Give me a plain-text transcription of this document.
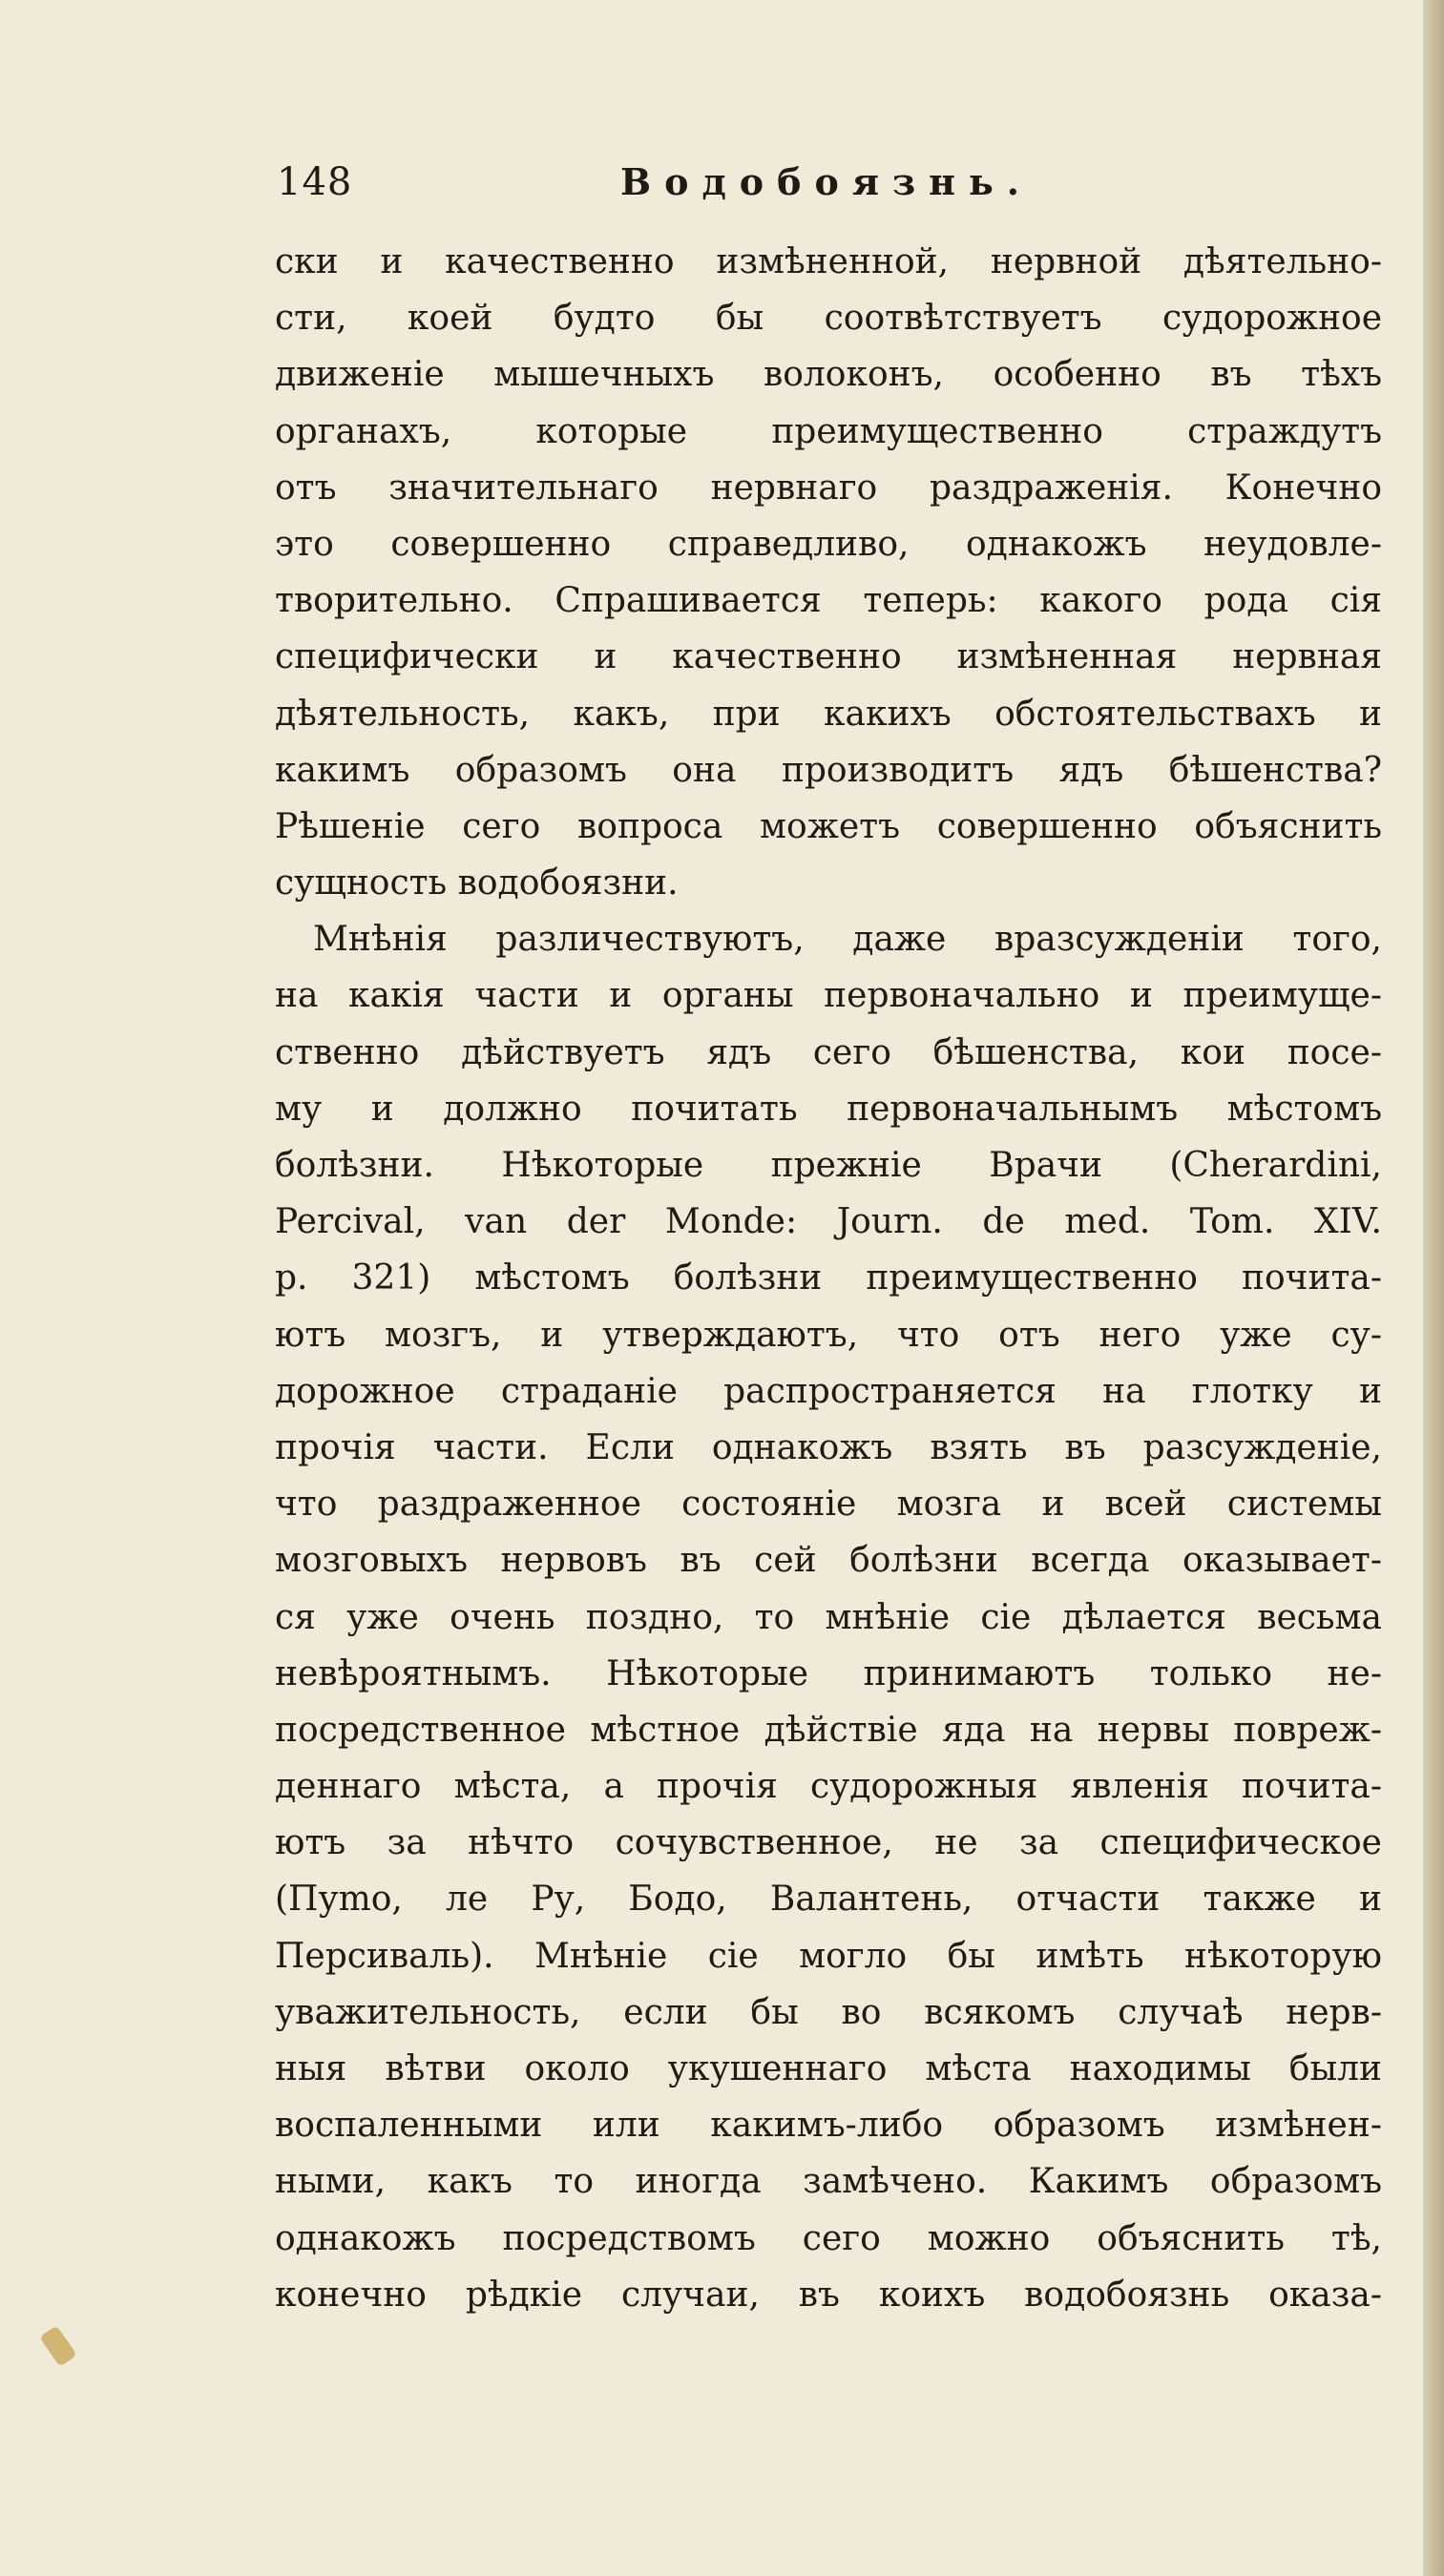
148	Водобоязнь.
ски и качественно измѣненной, нервной дѣятельно-
сти, коей будто бы соотвѣтствуетъ судорожное
движеніе мышечныхъ волоконъ, особенно въ тѣхъ
органахъ, которые преимущественно страждутъ
отъ значительнаго нервнаго раздраженія. Конечно
это совершенно справедливо, однакожъ неудовле-
творительно. Спрашивается теперь: какого рода сія
специфически и качественно измѣненная нервная
дѣятельность, какъ, при какихъ обстоятельствахъ и
какимъ образомъ она производитъ ядъ бѣшенства?
Рѣшеніе сего вопроса можетъ совершенно объяснить
сущность водобоязни.
Мнѣнія различествуютъ, даже вразсужденіи того,
на какія части и органы первоначально и преимуще-
ственно дѣйствуетъ ядъ сего бѣшенства, кои посе-
му и должно почитать первоначальнымъ мѣстомъ
болѣзни. Нѣкоторые прежніе Врачи (Cherardini,
Percival, van der Monde: Journ. de med. Tom. XIV.
p. 321) мѣстомъ болѣзни преимущественно почита-
ютъ мозгъ, и утверждаютъ, что отъ него уже су-
дорожное страданіе распространяется на глотку и
прочія части. Если однакожъ взять въ разсужденіе,
что раздраженное состояніе мозга и всей системы
мозговыхъ нервовъ въ сей болѣзни всегда оказывает-
ся уже очень поздно, то мнѣніе сіе дѣлается весьма
невѣроятнымъ. Нѣкоторые принимаютъ только не-
посредственное мѣстное дѣйствіе яда на нервы повреж-
деннаго мѣста, а прочія судорожныя явленія почита-
ютъ за нѣчто сочувственное, не за специфическое
(Пуmо, ле Ру, Бодо, Валантень, отчасти также и
Персиваль). Мнѣніе сіе могло бы имѣть нѣкоторую
уважительность, если бы во всякомъ случаѣ нерв-
ныя вѣтви около укушеннаго мѣста находимы были
воспаленными или какимъ-либо образомъ измѣнен-
ными, какъ то иногда замѣчено. Какимъ образомъ
однакожъ посредствомъ сего можно объяснить тѣ,
конечно рѣдкіе случаи, въ коихъ водобоязнь оказа-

TASK INSTRUCTIONS -
Set each line of the records down exactly, leaving every picture out.

EXERCISE SOLUTION -
Give me a plain-text transcription of this document.
148	Водобоязнь.
ски и качественно измѣненной, нервной дѣятельно-
сти, коей будто бы соотвѣтствуетъ судорожное
движеніе мышечныхъ волоконъ, особенно въ тѣхъ
органахъ, которые преимущественно страждутъ
отъ значительнаго нервнаго раздраженія. Конечно
это совершенно справедливо, однакожъ неудовле-
творительно. Спрашивается теперь: какого рода сія
специфически и качественно измѣненная нервная
дѣятельность, какъ, при какихъ обстоятельствахъ и
какимъ образомъ она производитъ ядъ бѣшенства?
Рѣшеніе сего вопроса можетъ совершенно объяснить
сущность водобоязни.
Мнѣнія различествуютъ, даже вразсужденіи того,
на какія части и органы первоначально и преимуще-
ственно дѣйствуетъ ядъ сего бѣшенства, кои посе-
му и должно почитать первоначальнымъ мѣстомъ
болѣзни. Нѣкоторые прежніе Врачи (Cherardini,
Percival, van der Monde: Journ. de med. Tom. XIV.
p. 321) мѣстомъ болѣзни преимущественно почита-
ютъ мозгъ, и утверждаютъ, что отъ него уже су-
дорожное страданіе распространяется на глотку и
прочія части. Если однакожъ взять въ разсужденіе,
что раздраженное состояніе мозга и всей системы
мозговыхъ нервовъ въ сей болѣзни всегда оказывает-
ся уже очень поздно, то мнѣніе сіе дѣлается весьма
невѣроятнымъ. Нѣкоторые принимаютъ только не-
посредственное мѣстное дѣйствіе яда на нервы повреж-
деннаго мѣста, а прочія судорожныя явленія почита-
ютъ за нѣчто сочувственное, не за специфическое
(Пуmо, ле Ру, Бодо, Валантень, отчасти также и
Персиваль). Мнѣніе сіе могло бы имѣть нѣкоторую
уважительность, если бы во всякомъ случаѣ нерв-
ныя вѣтви около укушеннаго мѣста находимы были
воспаленными или какимъ-либо образомъ измѣнен-
ными, какъ то иногда замѣчено. Какимъ образомъ
однакожъ посредствомъ сего можно объяснить тѣ,
конечно рѣдкіе случаи, въ коихъ водобоязнь оказа-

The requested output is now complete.